DIRECTION |
Write out every record below exactly as it appears.
^^^^^^^^^^^^^^^^
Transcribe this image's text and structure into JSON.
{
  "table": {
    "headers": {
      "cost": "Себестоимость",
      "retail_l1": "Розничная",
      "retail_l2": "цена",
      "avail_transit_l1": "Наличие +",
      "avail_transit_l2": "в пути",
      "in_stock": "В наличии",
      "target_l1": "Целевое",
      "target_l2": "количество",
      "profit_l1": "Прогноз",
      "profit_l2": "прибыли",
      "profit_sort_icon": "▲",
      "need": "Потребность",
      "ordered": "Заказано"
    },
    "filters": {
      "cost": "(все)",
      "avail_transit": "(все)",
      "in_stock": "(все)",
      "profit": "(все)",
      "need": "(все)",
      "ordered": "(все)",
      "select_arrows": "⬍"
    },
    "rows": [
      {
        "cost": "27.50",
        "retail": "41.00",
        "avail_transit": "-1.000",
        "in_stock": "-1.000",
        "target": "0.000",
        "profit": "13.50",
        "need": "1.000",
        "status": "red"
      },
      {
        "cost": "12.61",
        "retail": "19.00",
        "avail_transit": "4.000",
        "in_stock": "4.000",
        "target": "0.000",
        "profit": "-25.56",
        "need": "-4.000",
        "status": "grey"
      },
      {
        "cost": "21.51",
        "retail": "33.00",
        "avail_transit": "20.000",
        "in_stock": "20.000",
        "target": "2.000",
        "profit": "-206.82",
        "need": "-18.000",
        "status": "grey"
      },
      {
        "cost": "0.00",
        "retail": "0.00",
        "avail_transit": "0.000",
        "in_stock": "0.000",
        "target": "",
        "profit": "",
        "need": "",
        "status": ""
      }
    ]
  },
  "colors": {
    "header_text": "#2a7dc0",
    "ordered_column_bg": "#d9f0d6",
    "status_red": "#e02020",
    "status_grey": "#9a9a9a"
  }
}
^^^^^^^^^^^^^^^^
ANSWER TO THE PROBLEM |
Transcribe this image's text and structure into JSON.
{
  "table": {
    "headers": {
      "cost": "Себестоимость",
      "retail_l1": "Розничная",
      "retail_l2": "цена",
      "avail_transit_l1": "Наличие +",
      "avail_transit_l2": "в пути",
      "in_stock": "В наличии",
      "target_l1": "Целевое",
      "target_l2": "количество",
      "profit_l1": "Прогноз",
      "profit_l2": "прибыли",
      "profit_sort_icon": "▲",
      "need": "Потребность",
      "ordered": "Заказано"
    },
    "filters": {
      "cost": "(все)",
      "avail_transit": "(все)",
      "in_stock": "(все)",
      "profit": "(все)",
      "need": "(все)",
      "ordered": "(все)",
      "select_arrows": "⬍"
    },
    "rows": [
      {
        "cost": "27.50",
        "retail": "41.00",
        "avail_transit": "-1.000",
        "in_stock": "-1.000",
        "target": "0.000",
        "profit": "13.50",
        "need": "1.000",
        "status": "red"
      },
      {
        "cost": "12.61",
        "retail": "19.00",
        "avail_transit": "4.000",
        "in_stock": "4.000",
        "target": "0.000",
        "profit": "-25.56",
        "need": "-4.000",
        "status": "grey"
      },
      {
        "cost": "21.51",
        "retail": "33.00",
        "avail_transit": "20.000",
        "in_stock": "20.000",
        "target": "2.000",
        "profit": "-206.82",
        "need": "-18.000",
        "status": "grey"
      },
      {
        "cost": "0.00",
        "retail": "0.00",
        "avail_transit": "0.000",
        "in_stock": "0.000",
        "target": "",
        "profit": "",
        "need": "",
        "status": ""
      }
    ]
  },
  "colors": {
    "header_text": "#2a7dc0",
    "ordered_column_bg": "#d9f0d6",
    "status_red": "#e02020",
    "status_grey": "#9a9a9a"
  }
}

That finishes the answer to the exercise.